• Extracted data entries
▬▬▬
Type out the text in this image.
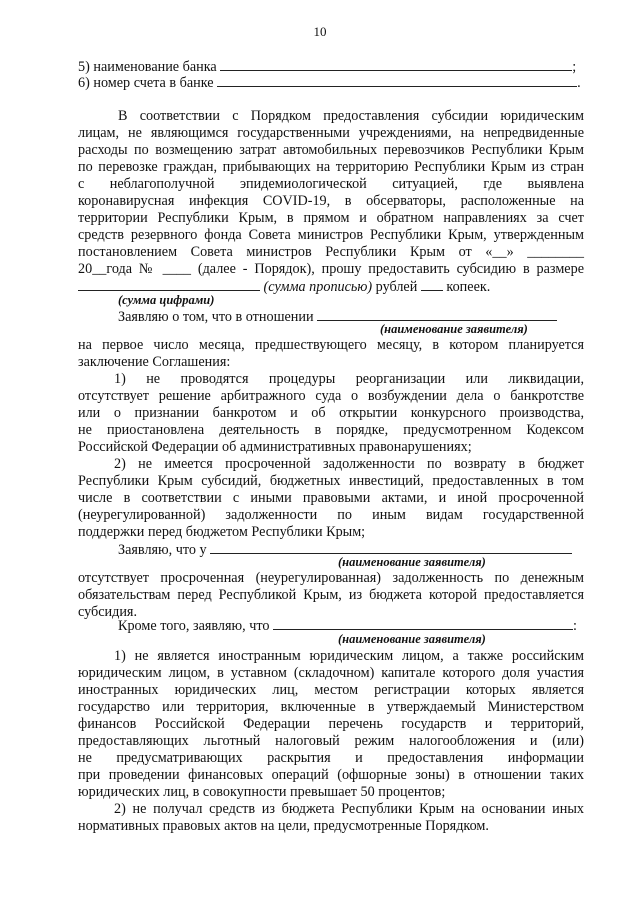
10
5) наименование банка	;
6) номер счета в банке	.
В соответствии с Порядком предоставления субсидии юридическим
лицам, не являющимся государственными учреждениями, на непредвиденные
расходы по возмещению затрат автомобильных перевозчиков Республики Крым
по перевозке граждан, прибывающих на территорию Республики Крым из стран
с неблагополучной эпидемиологической ситуацией, где выявлена
коронавирусная инфекция COVID-19, в обсерваторы, расположенные на
территории Республики Крым, в прямом и обратном направлениях за счет
средств резервного фонда Совета министров Республики Крым, утвержденным
постановлением Совета министров Республики Крым от «__» ________
20__года № ____ (далее - Порядок), прошу предоставить субсидию в размере
(сумма прописью) рублей копеек.
(сумма цифрами)
Заявляю о том, что в отношении
(наименование заявителя)
на первое число месяца, предшествующего месяцу, в котором планируется
заключение Соглашения:
1) не проводятся процедуры реорганизации или ликвидации,
отсутствует решение арбитражного суда о возбуждении дела о банкротстве
или о признании банкротом и об открытии конкурсного производства,
не приостановлена деятельность в порядке, предусмотренном Кодексом
Российской Федерации об административных правонарушениях;
2) не имеется просроченной задолженности по возврату в бюджет
Республики Крым субсидий, бюджетных инвестиций, предоставленных в том
числе в соответствии с иными правовыми актами, и иной просроченной
(неурегулированной) задолженности по иным видам государственной
поддержки перед бюджетом Республики Крым;
Заявляю, что у
(наименование заявителя)
отсутствует просроченная (неурегулированная) задолженность по денежным
обязательствам перед Республикой Крым, из бюджета которой предоставляется
субсидия.
Кроме того, заявляю, что	:
(наименование заявителя)
1) не является иностранным юридическим лицом, а также российским
юридическим лицом, в уставном (складочном) капитале которого доля участия
иностранных юридических лиц, местом регистрации которых является
государство или территория, включенные в утверждаемый Министерством
финансов Российской Федерации перечень государств и территорий,
предоставляющих льготный налоговый режим налогообложения и (или)
не предусматривающих раскрытия и предоставления информации
при проведении финансовых операций (офшорные зоны) в отношении таких
юридических лиц, в совокупности превышает 50 процентов;
2) не получал средств из бюджета Республики Крым на основании иных
нормативных правовых актов на цели, предусмотренные Порядком.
▬▬▬
• Problem to solve
Retype the whole listing exactly and leave the pictures out.

• Full response
Type out the text in this image.
10
5) наименование банка	;
6) номер счета в банке	.
В соответствии с Порядком предоставления субсидии юридическим
лицам, не являющимся государственными учреждениями, на непредвиденные
расходы по возмещению затрат автомобильных перевозчиков Республики Крым
по перевозке граждан, прибывающих на территорию Республики Крым из стран
с неблагополучной эпидемиологической ситуацией, где выявлена
коронавирусная инфекция COVID-19, в обсерваторы, расположенные на
территории Республики Крым, в прямом и обратном направлениях за счет
средств резервного фонда Совета министров Республики Крым, утвержденным
постановлением Совета министров Республики Крым от «__» ________
20__года № ____ (далее - Порядок), прошу предоставить субсидию в размере
(сумма прописью) рублей копеек.
(сумма цифрами)
Заявляю о том, что в отношении
(наименование заявителя)
на первое число месяца, предшествующего месяцу, в котором планируется
заключение Соглашения:
1) не проводятся процедуры реорганизации или ликвидации,
отсутствует решение арбитражного суда о возбуждении дела о банкротстве
или о признании банкротом и об открытии конкурсного производства,
не приостановлена деятельность в порядке, предусмотренном Кодексом
Российской Федерации об административных правонарушениях;
2) не имеется просроченной задолженности по возврату в бюджет
Республики Крым субсидий, бюджетных инвестиций, предоставленных в том
числе в соответствии с иными правовыми актами, и иной просроченной
(неурегулированной) задолженности по иным видам государственной
поддержки перед бюджетом Республики Крым;
Заявляю, что у
(наименование заявителя)
отсутствует просроченная (неурегулированная) задолженность по денежным
обязательствам перед Республикой Крым, из бюджета которой предоставляется
субсидия.
Кроме того, заявляю, что	:
(наименование заявителя)
1) не является иностранным юридическим лицом, а также российским
юридическим лицом, в уставном (складочном) капитале которого доля участия
иностранных юридических лиц, местом регистрации которых является
государство или территория, включенные в утверждаемый Министерством
финансов Российской Федерации перечень государств и территорий,
предоставляющих льготный налоговый режим налогообложения и (или)
не предусматривающих раскрытия и предоставления информации
при проведении финансовых операций (офшорные зоны) в отношении таких
юридических лиц, в совокупности превышает 50 процентов;
2) не получал средств из бюджета Республики Крым на основании иных
нормативных правовых актов на цели, предусмотренные Порядком.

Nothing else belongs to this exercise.